> _Data lines_
"""

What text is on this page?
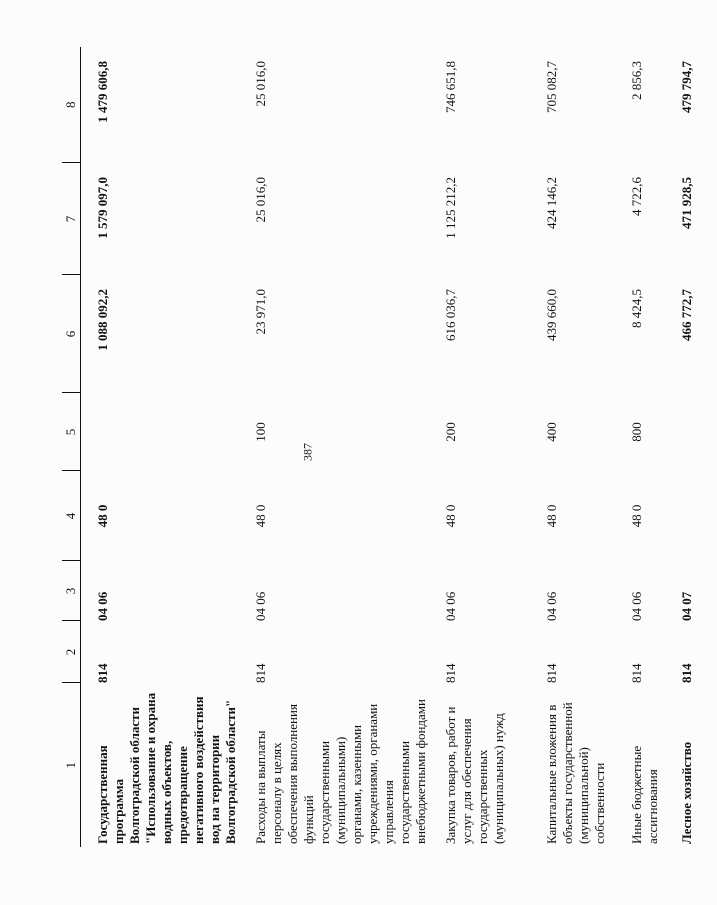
387
1	2	3	4	5	6	7	8
Государственная программа Волгоградской области "Использование и охрана водных объектов, предотвращение негативного воздействия вод на территории Волгоградской области"	814	04 06	48 0		1 088 092,2	1 579 097,0	1 479 606,8
Расходы на выплаты персоналу в целях обеспечения выполнения функций государственными (муниципальными) органами, казенными учреждениями, органами управления государственными внебюджетными фондами	814	04 06	48 0	100	23 971,0	25 016,0	25 016,0
Закупка товаров, работ и услуг для обеспечения государственных (муниципальных) нужд	814	04 06	48 0	200	616 036,7	1 125 212,2	746 651,8
Капитальные вложения в объекты государственной (муниципальной) собственности	814	04 06	48 0	400	439 660,0	424 146,2	705 082,7
Иные бюджетные ассигнования	814	04 06	48 0	800	8 424,5	4 722,6	2 856,3
Лесное хозяйство	814	04 07			466 772,7	471 928,5	479 794,7
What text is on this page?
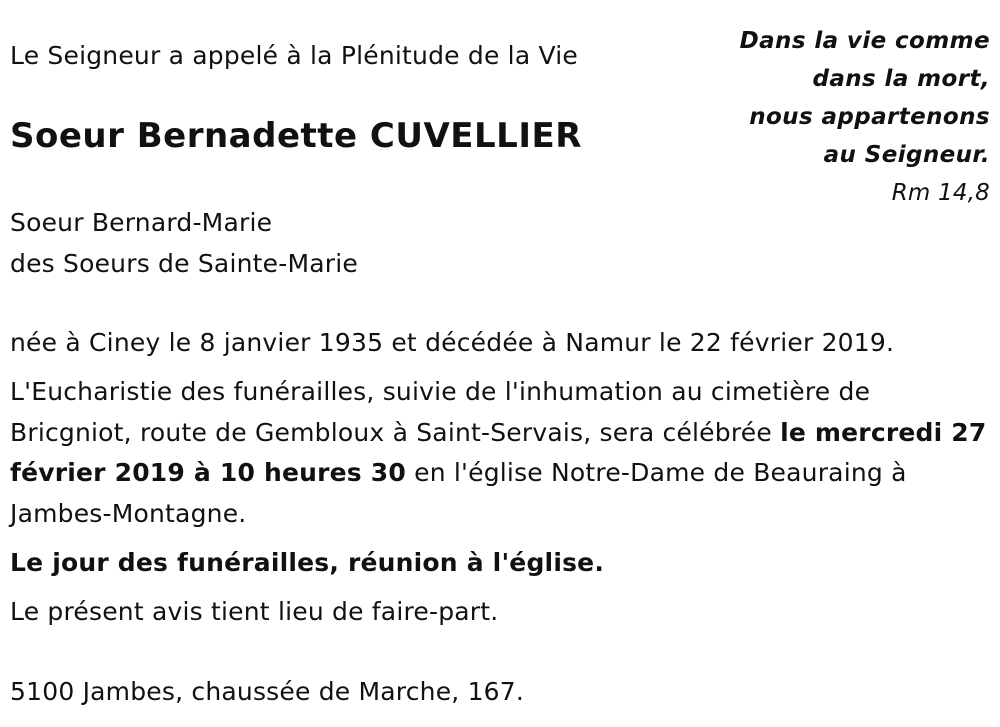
Le Seigneur a appelé à la Plénitude de la Vie
Soeur Bernadette CUVELLIER
Dans la vie comme
dans la mort,
nous appartenons
au Seigneur.
Rm 14,8
Soeur Bernard-Marie
des Soeurs de Sainte-Marie
née à Ciney le 8 janvier 1935 et décédée à Namur le 22 février 2019.
L'Eucharistie des funérailles, suivie de l'inhumation au cimetière de Bricgniot, route de Gembloux à Saint-Servais, sera célébrée le mercredi 27 février 2019 à 10 heures 30 en l'église Notre-Dame de Beauraing à Jambes-Montagne.
Le jour des funérailles, réunion à l'église.
Le présent avis tient lieu de faire-part.
5100 Jambes, chaussée de Marche, 167.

"""

> _Task directions_
From the entries above, copy each line holding "Jambes".

> _Solved exercise_
L'Eucharistie des funérailles, suivie de l'inhumation au cimetière de Bricgniot, route de Gembloux à Saint-Servais, sera célébrée le mercredi 27 février 2019 à 10 heures 30 en l'église Notre-Dame de Beauraing à Jambes-Montagne.
5100 Jambes, chaussée de Marche, 167.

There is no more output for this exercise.